• DIRECTION: The records that follow need to be output exactly as they are.

• MATERIAL SHOWN:

++++++

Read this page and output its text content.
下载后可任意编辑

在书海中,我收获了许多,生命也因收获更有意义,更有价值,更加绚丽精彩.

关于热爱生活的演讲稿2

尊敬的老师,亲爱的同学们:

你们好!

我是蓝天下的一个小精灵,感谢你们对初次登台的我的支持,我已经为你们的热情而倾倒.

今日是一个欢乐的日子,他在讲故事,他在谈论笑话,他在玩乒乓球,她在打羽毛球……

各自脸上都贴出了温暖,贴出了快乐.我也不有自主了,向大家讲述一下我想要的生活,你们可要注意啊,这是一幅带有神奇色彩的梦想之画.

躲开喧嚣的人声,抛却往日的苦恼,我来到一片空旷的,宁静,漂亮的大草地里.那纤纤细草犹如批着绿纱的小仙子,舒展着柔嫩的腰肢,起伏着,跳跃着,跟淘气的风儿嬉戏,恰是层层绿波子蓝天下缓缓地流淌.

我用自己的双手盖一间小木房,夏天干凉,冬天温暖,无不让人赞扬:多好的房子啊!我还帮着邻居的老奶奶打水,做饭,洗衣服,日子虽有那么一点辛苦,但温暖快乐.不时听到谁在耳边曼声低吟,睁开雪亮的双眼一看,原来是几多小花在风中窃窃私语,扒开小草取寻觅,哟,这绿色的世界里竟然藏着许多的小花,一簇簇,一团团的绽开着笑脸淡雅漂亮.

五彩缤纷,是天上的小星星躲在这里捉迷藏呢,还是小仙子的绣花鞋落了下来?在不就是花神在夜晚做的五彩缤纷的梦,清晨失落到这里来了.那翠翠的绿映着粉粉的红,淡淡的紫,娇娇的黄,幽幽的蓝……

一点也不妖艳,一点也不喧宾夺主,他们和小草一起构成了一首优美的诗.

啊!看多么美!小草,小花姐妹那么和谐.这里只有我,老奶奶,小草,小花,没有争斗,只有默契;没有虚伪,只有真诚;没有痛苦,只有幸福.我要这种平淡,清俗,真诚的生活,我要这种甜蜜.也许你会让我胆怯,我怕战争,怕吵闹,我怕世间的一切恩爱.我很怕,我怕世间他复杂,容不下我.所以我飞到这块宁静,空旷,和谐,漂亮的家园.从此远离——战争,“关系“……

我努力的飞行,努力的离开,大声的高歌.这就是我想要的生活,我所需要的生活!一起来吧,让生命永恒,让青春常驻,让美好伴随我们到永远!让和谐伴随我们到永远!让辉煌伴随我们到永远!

++++++

• ANSWER BELOW:
Read this page and output its text content.
下载后可任意编辑

在书海中,我收获了许多,生命也因收获更有意义,更有价值,更加绚丽精彩.

关于热爱生活的演讲稿2

尊敬的老师,亲爱的同学们:

你们好!

我是蓝天下的一个小精灵,感谢你们对初次登台的我的支持,我已经为你们的热情而倾倒.

今日是一个欢乐的日子,他在讲故事,他在谈论笑话,他在玩乒乓球,她在打羽毛球……

各自脸上都贴出了温暖,贴出了快乐.我也不有自主了,向大家讲述一下我想要的生活,你们可要注意啊,这是一幅带有神奇色彩的梦想之画.

躲开喧嚣的人声,抛却往日的苦恼,我来到一片空旷的,宁静,漂亮的大草地里.那纤纤细草犹如批着绿纱的小仙子,舒展着柔嫩的腰肢,起伏着,跳跃着,跟淘气的风儿嬉戏,恰是层层绿波子蓝天下缓缓地流淌.

我用自己的双手盖一间小木房,夏天干凉,冬天温暖,无不让人赞扬:多好的房子啊!我还帮着邻居的老奶奶打水,做饭,洗衣服,日子虽有那么一点辛苦,但温暖快乐.不时听到谁在耳边曼声低吟,睁开雪亮的双眼一看,原来是几多小花在风中窃窃私语,扒开小草取寻觅,哟,这绿色的世界里竟然藏着许多的小花,一簇簇,一团团的绽开着笑脸淡雅漂亮.

五彩缤纷,是天上的小星星躲在这里捉迷藏呢,还是小仙子的绣花鞋落了下来?在不就是花神在夜晚做的五彩缤纷的梦,清晨失落到这里来了.那翠翠的绿映着粉粉的红,淡淡的紫,娇娇的黄,幽幽的蓝……

一点也不妖艳,一点也不喧宾夺主,他们和小草一起构成了一首优美的诗.

啊!看多么美!小草,小花姐妹那么和谐.这里只有我,老奶奶,小草,小花,没有争斗,只有默契;没有虚伪,只有真诚;没有痛苦,只有幸福.我要这种平淡,清俗,真诚的生活,我要这种甜蜜.也许你会让我胆怯,我怕战争,怕吵闹,我怕世间的一切恩爱.我很怕,我怕世间他复杂,容不下我.所以我飞到这块宁静,空旷,和谐,漂亮的家园.从此远离——战争,“关系“……

我努力的飞行,努力的离开,大声的高歌.这就是我想要的生活,我所需要的生活!一起来吧,让生命永恒,让青春常驻,让美好伴随我们到永远!让和谐伴随我们到永远!让辉煌伴随我们到永远!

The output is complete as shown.